### DO THIS
Extract every line of the items below and reproduce each one verbatim.

Stored items
[Begin]

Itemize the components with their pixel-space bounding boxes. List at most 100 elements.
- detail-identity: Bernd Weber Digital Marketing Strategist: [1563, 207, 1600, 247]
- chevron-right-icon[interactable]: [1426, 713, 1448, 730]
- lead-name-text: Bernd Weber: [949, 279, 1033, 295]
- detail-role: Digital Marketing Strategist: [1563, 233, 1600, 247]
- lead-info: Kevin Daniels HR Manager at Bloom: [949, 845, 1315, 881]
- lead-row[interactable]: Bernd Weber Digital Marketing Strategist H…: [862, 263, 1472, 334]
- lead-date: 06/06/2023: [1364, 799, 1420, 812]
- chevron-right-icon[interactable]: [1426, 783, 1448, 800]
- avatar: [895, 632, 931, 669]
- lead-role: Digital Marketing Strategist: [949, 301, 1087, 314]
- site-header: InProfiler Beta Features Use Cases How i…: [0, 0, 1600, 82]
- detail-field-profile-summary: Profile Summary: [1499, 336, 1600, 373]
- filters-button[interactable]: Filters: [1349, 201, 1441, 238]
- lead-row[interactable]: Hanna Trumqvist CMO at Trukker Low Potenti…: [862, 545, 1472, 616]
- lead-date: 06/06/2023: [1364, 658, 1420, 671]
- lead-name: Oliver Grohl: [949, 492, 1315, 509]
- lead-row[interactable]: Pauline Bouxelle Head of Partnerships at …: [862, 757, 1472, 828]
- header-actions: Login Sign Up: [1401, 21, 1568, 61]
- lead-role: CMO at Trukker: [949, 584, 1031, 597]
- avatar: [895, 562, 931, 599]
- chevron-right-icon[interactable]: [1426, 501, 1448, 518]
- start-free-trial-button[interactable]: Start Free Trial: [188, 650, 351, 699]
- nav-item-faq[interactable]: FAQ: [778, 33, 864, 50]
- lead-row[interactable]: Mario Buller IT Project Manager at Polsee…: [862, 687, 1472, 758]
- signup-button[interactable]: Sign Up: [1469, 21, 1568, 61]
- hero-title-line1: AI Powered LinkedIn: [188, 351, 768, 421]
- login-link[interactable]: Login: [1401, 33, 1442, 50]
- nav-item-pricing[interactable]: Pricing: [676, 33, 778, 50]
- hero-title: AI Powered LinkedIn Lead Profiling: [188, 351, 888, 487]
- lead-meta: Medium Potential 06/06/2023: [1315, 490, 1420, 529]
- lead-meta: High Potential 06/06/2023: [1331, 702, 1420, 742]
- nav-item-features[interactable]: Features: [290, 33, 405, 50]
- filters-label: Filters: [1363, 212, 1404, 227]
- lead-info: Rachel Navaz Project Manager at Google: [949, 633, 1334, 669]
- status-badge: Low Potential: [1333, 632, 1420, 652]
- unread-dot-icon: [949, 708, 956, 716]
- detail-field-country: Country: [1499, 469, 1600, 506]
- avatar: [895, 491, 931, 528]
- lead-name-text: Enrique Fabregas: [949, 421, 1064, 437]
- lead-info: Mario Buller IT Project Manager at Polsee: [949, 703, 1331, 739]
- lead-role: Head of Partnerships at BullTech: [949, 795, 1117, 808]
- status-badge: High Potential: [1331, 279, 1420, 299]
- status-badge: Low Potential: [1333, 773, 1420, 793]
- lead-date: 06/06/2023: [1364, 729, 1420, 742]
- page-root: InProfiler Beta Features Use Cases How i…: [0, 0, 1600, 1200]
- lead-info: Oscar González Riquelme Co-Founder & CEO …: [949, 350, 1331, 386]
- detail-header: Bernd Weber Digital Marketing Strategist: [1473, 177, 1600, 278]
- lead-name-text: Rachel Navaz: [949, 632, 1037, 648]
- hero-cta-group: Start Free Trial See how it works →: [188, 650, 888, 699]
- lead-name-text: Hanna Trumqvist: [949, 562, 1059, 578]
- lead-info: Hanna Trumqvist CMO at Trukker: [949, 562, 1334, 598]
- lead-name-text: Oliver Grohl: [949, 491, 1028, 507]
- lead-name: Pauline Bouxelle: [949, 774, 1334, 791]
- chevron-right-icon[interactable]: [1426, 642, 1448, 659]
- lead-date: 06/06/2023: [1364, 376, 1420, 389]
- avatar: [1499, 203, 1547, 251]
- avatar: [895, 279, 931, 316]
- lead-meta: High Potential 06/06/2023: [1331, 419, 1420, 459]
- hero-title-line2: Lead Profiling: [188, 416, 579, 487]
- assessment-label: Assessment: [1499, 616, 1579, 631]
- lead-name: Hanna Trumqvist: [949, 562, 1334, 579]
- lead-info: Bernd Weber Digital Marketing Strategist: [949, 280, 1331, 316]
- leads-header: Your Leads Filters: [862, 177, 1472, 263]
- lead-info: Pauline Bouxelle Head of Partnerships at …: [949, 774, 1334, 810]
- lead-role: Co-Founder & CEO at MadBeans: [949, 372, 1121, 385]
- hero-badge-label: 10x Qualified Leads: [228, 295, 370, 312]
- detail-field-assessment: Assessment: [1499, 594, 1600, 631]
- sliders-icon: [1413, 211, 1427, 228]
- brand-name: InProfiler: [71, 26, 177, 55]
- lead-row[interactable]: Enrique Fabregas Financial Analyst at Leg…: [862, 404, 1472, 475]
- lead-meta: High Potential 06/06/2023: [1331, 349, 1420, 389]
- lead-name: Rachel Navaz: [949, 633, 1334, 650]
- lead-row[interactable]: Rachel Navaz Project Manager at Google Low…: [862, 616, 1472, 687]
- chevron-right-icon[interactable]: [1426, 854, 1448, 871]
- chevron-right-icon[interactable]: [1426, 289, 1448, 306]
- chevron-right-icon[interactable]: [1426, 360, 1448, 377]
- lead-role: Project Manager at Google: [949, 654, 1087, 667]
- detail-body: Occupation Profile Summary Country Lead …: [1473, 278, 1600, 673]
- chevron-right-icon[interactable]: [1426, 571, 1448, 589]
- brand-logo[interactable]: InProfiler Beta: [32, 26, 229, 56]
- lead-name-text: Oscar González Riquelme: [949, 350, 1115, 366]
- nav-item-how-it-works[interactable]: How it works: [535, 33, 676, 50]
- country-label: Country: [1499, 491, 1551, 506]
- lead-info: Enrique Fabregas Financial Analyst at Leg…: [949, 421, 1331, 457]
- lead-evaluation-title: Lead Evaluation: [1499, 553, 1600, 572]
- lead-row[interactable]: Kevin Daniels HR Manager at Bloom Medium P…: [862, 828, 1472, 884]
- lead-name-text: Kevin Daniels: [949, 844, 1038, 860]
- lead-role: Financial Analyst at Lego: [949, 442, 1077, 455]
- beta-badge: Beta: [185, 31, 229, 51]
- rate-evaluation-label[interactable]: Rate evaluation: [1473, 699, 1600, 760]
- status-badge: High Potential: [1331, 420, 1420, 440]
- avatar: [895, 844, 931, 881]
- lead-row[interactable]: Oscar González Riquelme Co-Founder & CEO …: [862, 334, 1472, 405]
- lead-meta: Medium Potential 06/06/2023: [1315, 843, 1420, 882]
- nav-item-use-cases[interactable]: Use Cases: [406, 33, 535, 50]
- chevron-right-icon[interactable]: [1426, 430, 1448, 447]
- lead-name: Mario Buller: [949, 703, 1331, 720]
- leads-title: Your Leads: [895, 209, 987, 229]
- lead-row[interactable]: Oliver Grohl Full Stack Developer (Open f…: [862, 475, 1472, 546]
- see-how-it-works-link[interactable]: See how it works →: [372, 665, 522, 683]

[End]

### EXERCISE RESULT
Itemize the components with their pixel-space bounding boxes. List at most 100 elements.
- detail-identity: Bernd Weber Digital Marketing Strategist: [1563, 207, 1600, 247]
- chevron-right-icon[interactable]: [1426, 713, 1448, 730]
- lead-name-text: Bernd Weber: [949, 279, 1033, 295]
- detail-role: Digital Marketing Strategist: [1563, 233, 1600, 247]
- lead-info: Kevin Daniels HR Manager at Bloom: [949, 845, 1315, 881]
- lead-row[interactable]: Bernd Weber Digital Marketing Strategist H…: [862, 263, 1472, 334]
- lead-date: 06/06/2023: [1364, 799, 1420, 812]
- chevron-right-icon[interactable]: [1426, 783, 1448, 800]
- avatar: [895, 632, 931, 669]
- lead-role: Digital Marketing Strategist: [949, 301, 1087, 314]
- site-header: InProfiler Beta Features Use Cases How i…: [0, 0, 1600, 82]
- detail-field-profile-summary: Profile Summary: [1499, 336, 1600, 373]
- filters-button[interactable]: Filters: [1349, 201, 1441, 238]
- lead-row[interactable]: Hanna Trumqvist CMO at Trukker Low Potenti…: [862, 545, 1472, 616]
- lead-date: 06/06/2023: [1364, 658, 1420, 671]
- lead-name: Oliver Grohl: [949, 492, 1315, 509]
- lead-row[interactable]: Pauline Bouxelle Head of Partnerships at …: [862, 757, 1472, 828]
- header-actions: Login Sign Up: [1401, 21, 1568, 61]
- lead-role: CMO at Trukker: [949, 584, 1031, 597]
- avatar: [895, 562, 931, 599]
- chevron-right-icon[interactable]: [1426, 501, 1448, 518]
- start-free-trial-button[interactable]: Start Free Trial: [188, 650, 351, 699]
- nav-item-faq[interactable]: FAQ: [778, 33, 864, 50]
- lead-row[interactable]: Mario Buller IT Project Manager at Polsee…: [862, 687, 1472, 758]
- signup-button[interactable]: Sign Up: [1469, 21, 1568, 61]
- hero-title-line1: AI Powered LinkedIn: [188, 351, 768, 421]
- login-link[interactable]: Login: [1401, 33, 1442, 50]
- nav-item-pricing[interactable]: Pricing: [676, 33, 778, 50]
- hero-title: AI Powered LinkedIn Lead Profiling: [188, 351, 888, 487]
- lead-meta: Medium Potential 06/06/2023: [1315, 490, 1420, 529]
- lead-meta: High Potential 06/06/2023: [1331, 702, 1420, 742]
- nav-item-features[interactable]: Features: [290, 33, 405, 50]
- filters-label: Filters: [1363, 212, 1404, 227]
- lead-info: Rachel Navaz Project Manager at Google: [949, 633, 1334, 669]
- status-badge: Low Potential: [1333, 632, 1420, 652]
- unread-dot-icon: [949, 708, 956, 716]
- detail-field-country: Country: [1499, 469, 1600, 506]
- avatar: [895, 491, 931, 528]
- lead-name-text: Enrique Fabregas: [949, 421, 1064, 437]
- lead-info: Mario Buller IT Project Manager at Polsee: [949, 703, 1331, 739]
- lead-role: Head of Partnerships at BullTech: [949, 795, 1117, 808]
- status-badge: High Potential: [1331, 279, 1420, 299]
- status-badge: Low Potential: [1333, 773, 1420, 793]
- lead-date: 06/06/2023: [1364, 729, 1420, 742]
- page-root: InProfiler Beta Features Use Cases How i…: [0, 0, 1600, 1200]
- lead-info: Oscar González Riquelme Co-Founder & CEO …: [949, 350, 1331, 386]
- detail-header: Bernd Weber Digital Marketing Strategist: [1473, 177, 1600, 278]
- lead-name-text: Rachel Navaz: [949, 632, 1037, 648]
- hero-cta-group: Start Free Trial See how it works →: [188, 650, 888, 699]
- lead-name-text: Hanna Trumqvist: [949, 562, 1059, 578]
- lead-info: Hanna Trumqvist CMO at Trukker: [949, 562, 1334, 598]
- lead-name-text: Oliver Grohl: [949, 491, 1028, 507]
- lead-name: Pauline Bouxelle: [949, 774, 1334, 791]
- chevron-right-icon[interactable]: [1426, 642, 1448, 659]
- lead-date: 06/06/2023: [1364, 376, 1420, 389]
- avatar: [1499, 203, 1547, 251]
- avatar: [895, 279, 931, 316]
- lead-meta: High Potential 06/06/2023: [1331, 419, 1420, 459]
- hero-title-line2: Lead Profiling: [188, 416, 579, 487]
- assessment-label: Assessment: [1499, 616, 1579, 631]
- lead-name: Hanna Trumqvist: [949, 562, 1334, 579]
- lead-info: Bernd Weber Digital Marketing Strategist: [949, 280, 1331, 316]
- leads-header: Your Leads Filters: [862, 177, 1472, 263]
- lead-info: Pauline Bouxelle Head of Partnerships at …: [949, 774, 1334, 810]
- lead-role: Co-Founder & CEO at MadBeans: [949, 372, 1121, 385]
- hero-badge-label: 10x Qualified Leads: [228, 295, 370, 312]
- detail-field-assessment: Assessment: [1499, 594, 1600, 631]
- sliders-icon: [1413, 211, 1427, 228]
- brand-name: InProfiler: [71, 26, 177, 55]
- lead-row[interactable]: Enrique Fabregas Financial Analyst at Leg…: [862, 404, 1472, 475]
- lead-meta: High Potential 06/06/2023: [1331, 349, 1420, 389]
- lead-name: Rachel Navaz: [949, 633, 1334, 650]
- lead-row[interactable]: Rachel Navaz Project Manager at Google Low…: [862, 616, 1472, 687]
- chevron-right-icon[interactable]: [1426, 854, 1448, 871]
- chevron-right-icon[interactable]: [1426, 289, 1448, 306]
- chevron-right-icon[interactable]: [1426, 360, 1448, 377]
- lead-role: Project Manager at Google: [949, 654, 1087, 667]
- detail-body: Occupation Profile Summary Country Lead …: [1473, 278, 1600, 673]
- chevron-right-icon[interactable]: [1426, 571, 1448, 589]
- brand-logo[interactable]: InProfiler Beta: [32, 26, 229, 56]
- lead-name-text: Oscar González Riquelme: [949, 350, 1115, 366]
- nav-item-how-it-works[interactable]: How it works: [535, 33, 676, 50]
- country-label: Country: [1499, 491, 1551, 506]
- lead-info: Enrique Fabregas Financial Analyst at Leg…: [949, 421, 1331, 457]
- lead-evaluation-title: Lead Evaluation: [1499, 553, 1600, 572]
- lead-row[interactable]: Kevin Daniels HR Manager at Bloom Medium P…: [862, 828, 1472, 884]
- lead-name-text: Kevin Daniels: [949, 844, 1038, 860]
- lead-role: Financial Analyst at Lego: [949, 442, 1077, 455]
- beta-badge: Beta: [185, 31, 229, 51]
- rate-evaluation-label[interactable]: Rate evaluation: [1473, 699, 1600, 760]
- status-badge: High Potential: [1331, 420, 1420, 440]
- avatar: [895, 844, 931, 881]
- lead-row[interactable]: Oscar González Riquelme Co-Founder & CEO …: [862, 334, 1472, 405]
- lead-meta: Medium Potential 06/06/2023: [1315, 843, 1420, 882]
- nav-item-use-cases[interactable]: Use Cases: [406, 33, 535, 50]
- chevron-right-icon[interactable]: [1426, 430, 1448, 447]
- lead-name: Mario Buller: [949, 703, 1331, 720]
- leads-title: Your Leads: [895, 209, 987, 229]
- lead-row[interactable]: Oliver Grohl Full Stack Developer (Open f…: [862, 475, 1472, 546]
- see-how-it-works-link[interactable]: See how it works →: [372, 665, 522, 683]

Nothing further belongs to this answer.